**Text shown:**
##########

California Court of Appeals, Second District, Third Division
Apr 19, 2011
No. B229638 (Cal. Ct. App. Apr. 19, 2011)

Opinion

NOT TO BE PUBLISHED

ORIGINAL PROCEEDINGS in mandate. Jacqueline A. Connor, Judge., Los Angeles County Super. Ct. No. SC105559

Law Offices of Jina A. Nam & Associates, Jina A. Nam, for Petitioner.

No appearance for Respondent.

Appearance by Gilsleider, Enerle & Trembath, Kristine L. Harn, for Real Party in Interest, Cheol Ho Kim.


KITCHING, J.

Plaintiff Karissa Lee (plaintiff) seeks a writ of mandate directing the respondent court to vacate an order finding the damages in this case would not exceed $25,000 and reclassifying the case as a limited jurisdiction action. (Code Civ. Proc., §§ 85 et seq.)

Statutory references are to the Code of Civil Procedure. Subdivision (a)(1) of section 86 defines a limited civil action as “Cases at law in which the demand, exclusive of interest, or the value of the property in controversy amounts to twenty-five thousand dollars ($25,000) or less.”

Transfer from a court of unlimited jurisdiction to a court of limited jurisdiction is permitted only when “(i) the absence of jurisdiction is apparent before trial from the complaint, petition or related documents, or (ii) during the course of pretrial litigation, it becomes clear that the matter will ‘necessarily’ result in a verdict below the superior court jurisdictional amount.” (Walker v. Superior Court (1991) 53 Cal.3d 257, 262 (Walker).) Applying the principles established in Walker, we conclude the respondent court abused its discretion in ordering transfer of this case to a court of limited jurisdiction because it cannot “be said that a damage award would ‘necessarily’ be $25,000 or less.” (Id. at p. 273.)

We therefore stayed the order reclassifying this case as one of limited jurisdiction and notified the court and the parties we were considering issuance of a peremptory writ of mandate in the first instance (Lewis v. Superior Court (1999) 19 Cal.4th 1232; Palma v. U.S. Industrial Fasteners, Inc. (1984) 36 Cal.3d 171). We invited the court to follow the procedure set forth in Brown, Winfield & Canzoneri, Inc. v. Superior Court (2010) 47 Cal.4th 1233 (Brown), and reconsider the order reclassifying this case as a limited civil case.

##########

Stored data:

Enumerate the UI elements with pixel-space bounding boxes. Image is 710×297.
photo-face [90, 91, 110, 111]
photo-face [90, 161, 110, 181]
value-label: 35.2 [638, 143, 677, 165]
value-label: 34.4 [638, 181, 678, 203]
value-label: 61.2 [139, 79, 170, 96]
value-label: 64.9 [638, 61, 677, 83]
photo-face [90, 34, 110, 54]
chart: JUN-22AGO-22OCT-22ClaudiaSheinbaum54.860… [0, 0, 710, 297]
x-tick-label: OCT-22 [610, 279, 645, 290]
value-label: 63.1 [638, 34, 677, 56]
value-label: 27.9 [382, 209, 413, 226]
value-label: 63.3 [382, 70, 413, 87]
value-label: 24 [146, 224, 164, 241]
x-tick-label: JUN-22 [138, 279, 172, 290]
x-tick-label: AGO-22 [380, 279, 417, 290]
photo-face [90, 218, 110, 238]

##########

**Activity A:** Using the court opinion above, decide whether each statement agrees with it: (i) the opinion is marked for publication; (ii) the respondent made no appearance; (iii) a limited civil action covers a demand of $25,000 or less, exclusive of interest. For each, give yes or no and quote the deciding words.
**Activity B:** Copy everything in the court opinion from "Plaintiff Karissa Lee" down to "85 et seq.)".

**Answer area A:**
(i) No: "NOT TO BE PUBLISHED"
(ii) Yes: "No appearance for Respondent."
(iii) Yes: "Cases at law in which the demand, exclusive of interest, or the value of the property in controversy amounts to twenty-five thousand dollars ($25,000) or less."

**Answer area B:**
Plaintiff Karissa Lee (plaintiff) seeks a writ of mandate directing the respondent court to vacate an order finding the damages in this case would not exceed $25,000 and reclassifying the case as a limited jurisdiction action. (Code Civ. Proc., §§ 85 et seq.)